Excerpts from a figure dataset
=======
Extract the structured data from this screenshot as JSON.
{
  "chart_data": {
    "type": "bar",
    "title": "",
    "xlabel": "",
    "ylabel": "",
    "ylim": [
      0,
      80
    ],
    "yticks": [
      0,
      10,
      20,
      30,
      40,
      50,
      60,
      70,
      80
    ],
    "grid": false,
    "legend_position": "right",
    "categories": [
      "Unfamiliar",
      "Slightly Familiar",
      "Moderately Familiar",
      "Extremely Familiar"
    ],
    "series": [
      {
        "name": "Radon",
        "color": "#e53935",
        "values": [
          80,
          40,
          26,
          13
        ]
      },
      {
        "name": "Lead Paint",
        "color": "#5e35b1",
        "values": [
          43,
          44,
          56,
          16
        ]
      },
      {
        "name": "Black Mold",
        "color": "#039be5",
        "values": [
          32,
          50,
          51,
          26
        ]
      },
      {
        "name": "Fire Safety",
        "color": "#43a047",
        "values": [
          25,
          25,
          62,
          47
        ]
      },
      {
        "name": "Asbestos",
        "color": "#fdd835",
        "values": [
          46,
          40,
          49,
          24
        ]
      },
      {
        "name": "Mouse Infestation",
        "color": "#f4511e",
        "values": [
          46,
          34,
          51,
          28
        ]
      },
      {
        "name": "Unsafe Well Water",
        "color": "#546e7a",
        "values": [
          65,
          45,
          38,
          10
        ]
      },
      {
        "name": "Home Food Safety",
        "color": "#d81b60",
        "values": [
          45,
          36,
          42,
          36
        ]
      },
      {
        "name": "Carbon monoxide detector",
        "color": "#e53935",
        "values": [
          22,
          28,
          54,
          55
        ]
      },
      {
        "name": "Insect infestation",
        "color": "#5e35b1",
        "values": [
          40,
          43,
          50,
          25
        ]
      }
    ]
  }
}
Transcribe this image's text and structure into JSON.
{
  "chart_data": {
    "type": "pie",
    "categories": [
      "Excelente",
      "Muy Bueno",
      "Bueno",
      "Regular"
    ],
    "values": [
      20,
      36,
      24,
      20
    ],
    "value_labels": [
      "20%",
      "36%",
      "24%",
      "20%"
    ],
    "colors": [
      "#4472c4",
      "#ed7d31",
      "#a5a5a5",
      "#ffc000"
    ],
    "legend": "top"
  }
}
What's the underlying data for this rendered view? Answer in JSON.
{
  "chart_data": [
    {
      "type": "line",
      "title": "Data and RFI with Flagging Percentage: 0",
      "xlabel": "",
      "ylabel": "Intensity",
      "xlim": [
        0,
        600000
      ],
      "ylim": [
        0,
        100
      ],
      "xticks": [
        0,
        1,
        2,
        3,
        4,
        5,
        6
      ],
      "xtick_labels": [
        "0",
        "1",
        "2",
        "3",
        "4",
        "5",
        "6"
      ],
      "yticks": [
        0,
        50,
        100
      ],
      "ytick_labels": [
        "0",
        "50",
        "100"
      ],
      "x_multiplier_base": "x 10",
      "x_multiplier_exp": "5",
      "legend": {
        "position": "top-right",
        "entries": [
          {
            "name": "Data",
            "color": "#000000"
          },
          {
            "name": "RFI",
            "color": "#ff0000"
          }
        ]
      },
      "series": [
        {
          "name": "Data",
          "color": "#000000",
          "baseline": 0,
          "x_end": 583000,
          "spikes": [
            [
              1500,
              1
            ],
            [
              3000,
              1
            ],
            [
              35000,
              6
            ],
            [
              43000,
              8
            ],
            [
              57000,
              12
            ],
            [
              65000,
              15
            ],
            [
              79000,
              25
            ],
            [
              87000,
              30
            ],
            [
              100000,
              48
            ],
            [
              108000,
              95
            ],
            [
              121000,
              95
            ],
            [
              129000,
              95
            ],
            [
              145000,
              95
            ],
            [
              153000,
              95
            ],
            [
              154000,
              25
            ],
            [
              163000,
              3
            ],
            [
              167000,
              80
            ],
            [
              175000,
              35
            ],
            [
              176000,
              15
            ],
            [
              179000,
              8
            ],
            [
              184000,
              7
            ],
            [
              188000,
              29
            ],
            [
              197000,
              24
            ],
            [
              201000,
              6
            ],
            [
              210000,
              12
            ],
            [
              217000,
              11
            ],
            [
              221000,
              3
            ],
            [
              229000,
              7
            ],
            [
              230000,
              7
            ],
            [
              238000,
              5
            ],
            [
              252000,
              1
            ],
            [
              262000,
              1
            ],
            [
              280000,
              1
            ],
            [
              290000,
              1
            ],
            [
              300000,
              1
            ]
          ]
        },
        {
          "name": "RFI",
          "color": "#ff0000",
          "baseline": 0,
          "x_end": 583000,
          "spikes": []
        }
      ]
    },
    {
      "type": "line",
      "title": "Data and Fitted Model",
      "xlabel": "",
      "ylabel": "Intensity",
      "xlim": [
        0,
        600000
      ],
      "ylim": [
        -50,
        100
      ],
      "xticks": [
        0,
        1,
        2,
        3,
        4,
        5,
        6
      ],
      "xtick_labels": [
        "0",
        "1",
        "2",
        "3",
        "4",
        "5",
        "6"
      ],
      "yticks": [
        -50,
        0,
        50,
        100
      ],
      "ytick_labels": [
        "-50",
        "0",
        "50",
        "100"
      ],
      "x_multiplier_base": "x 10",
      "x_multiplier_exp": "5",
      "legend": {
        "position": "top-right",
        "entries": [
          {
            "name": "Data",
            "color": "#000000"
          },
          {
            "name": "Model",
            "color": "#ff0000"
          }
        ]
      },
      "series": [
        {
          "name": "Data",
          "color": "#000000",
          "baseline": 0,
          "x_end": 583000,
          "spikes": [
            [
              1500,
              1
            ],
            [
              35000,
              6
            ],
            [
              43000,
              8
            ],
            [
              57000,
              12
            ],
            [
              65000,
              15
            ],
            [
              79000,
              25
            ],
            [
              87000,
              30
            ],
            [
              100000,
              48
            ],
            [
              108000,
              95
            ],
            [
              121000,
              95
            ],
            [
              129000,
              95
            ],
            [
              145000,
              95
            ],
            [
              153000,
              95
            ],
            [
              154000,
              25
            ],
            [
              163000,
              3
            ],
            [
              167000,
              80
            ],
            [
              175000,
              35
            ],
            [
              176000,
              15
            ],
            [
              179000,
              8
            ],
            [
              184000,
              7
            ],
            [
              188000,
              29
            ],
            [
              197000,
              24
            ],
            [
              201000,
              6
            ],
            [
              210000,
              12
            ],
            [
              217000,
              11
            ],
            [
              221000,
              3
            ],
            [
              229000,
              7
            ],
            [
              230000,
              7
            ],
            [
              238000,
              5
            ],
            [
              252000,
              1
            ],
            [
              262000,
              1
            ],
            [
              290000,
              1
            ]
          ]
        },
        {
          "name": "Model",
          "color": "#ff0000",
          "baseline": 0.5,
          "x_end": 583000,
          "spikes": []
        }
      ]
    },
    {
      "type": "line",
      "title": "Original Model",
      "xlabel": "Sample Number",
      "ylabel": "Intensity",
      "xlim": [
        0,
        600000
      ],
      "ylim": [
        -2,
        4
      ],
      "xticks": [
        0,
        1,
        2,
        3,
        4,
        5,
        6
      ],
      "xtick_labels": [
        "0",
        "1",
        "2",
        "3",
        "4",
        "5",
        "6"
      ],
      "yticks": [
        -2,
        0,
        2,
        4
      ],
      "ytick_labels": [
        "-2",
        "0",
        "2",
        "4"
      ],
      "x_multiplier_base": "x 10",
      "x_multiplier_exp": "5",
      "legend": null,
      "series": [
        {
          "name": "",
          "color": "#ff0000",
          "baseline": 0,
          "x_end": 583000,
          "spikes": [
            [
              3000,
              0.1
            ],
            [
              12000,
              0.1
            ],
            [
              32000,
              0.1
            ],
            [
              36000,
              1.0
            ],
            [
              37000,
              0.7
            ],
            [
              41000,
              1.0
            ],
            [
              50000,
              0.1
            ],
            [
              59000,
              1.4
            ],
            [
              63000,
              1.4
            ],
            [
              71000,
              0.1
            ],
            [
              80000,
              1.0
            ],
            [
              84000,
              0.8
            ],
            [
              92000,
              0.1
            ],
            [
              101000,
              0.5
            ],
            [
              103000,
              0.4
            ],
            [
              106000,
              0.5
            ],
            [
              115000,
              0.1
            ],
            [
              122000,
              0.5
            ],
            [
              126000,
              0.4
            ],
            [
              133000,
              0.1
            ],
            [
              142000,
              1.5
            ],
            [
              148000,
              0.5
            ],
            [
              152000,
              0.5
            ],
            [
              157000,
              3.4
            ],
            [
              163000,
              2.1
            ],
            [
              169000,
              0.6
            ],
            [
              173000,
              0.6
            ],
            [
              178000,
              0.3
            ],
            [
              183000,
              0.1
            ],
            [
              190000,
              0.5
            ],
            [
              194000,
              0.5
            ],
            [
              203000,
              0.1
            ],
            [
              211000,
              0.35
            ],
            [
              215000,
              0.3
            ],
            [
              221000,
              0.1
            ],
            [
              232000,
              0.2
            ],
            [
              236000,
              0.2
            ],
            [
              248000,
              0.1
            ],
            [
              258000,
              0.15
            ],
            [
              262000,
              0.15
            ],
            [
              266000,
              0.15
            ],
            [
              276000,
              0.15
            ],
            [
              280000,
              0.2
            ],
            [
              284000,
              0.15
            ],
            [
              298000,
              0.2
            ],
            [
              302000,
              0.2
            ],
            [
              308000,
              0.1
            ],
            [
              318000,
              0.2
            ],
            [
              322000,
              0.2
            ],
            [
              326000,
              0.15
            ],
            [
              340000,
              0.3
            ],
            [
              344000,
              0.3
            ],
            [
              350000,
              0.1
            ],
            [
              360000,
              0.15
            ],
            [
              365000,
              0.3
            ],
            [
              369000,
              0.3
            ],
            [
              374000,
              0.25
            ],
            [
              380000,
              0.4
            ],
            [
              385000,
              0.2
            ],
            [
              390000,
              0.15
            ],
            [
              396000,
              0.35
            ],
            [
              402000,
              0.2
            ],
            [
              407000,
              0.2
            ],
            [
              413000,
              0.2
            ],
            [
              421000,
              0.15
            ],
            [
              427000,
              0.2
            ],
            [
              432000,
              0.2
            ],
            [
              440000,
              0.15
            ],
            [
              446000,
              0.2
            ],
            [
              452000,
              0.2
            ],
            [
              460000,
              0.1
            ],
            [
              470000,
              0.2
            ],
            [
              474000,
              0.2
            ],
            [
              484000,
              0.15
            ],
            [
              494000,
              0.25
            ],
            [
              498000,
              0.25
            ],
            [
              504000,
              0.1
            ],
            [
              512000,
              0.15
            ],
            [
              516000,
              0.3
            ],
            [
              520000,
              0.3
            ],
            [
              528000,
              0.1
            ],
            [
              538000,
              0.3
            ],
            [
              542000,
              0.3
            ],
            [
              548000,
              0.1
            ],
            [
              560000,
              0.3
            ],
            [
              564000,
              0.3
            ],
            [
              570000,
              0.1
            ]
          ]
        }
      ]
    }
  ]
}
=======
**WORK REQUIRED**
Pull every line containing the word "JSON" out of the material.

**SOLVED EXERCISE**
Extract the structured data from this screenshot as JSON.
Transcribe this image's text and structure into JSON.
What's the underlying data for this rendered view? Answer in JSON.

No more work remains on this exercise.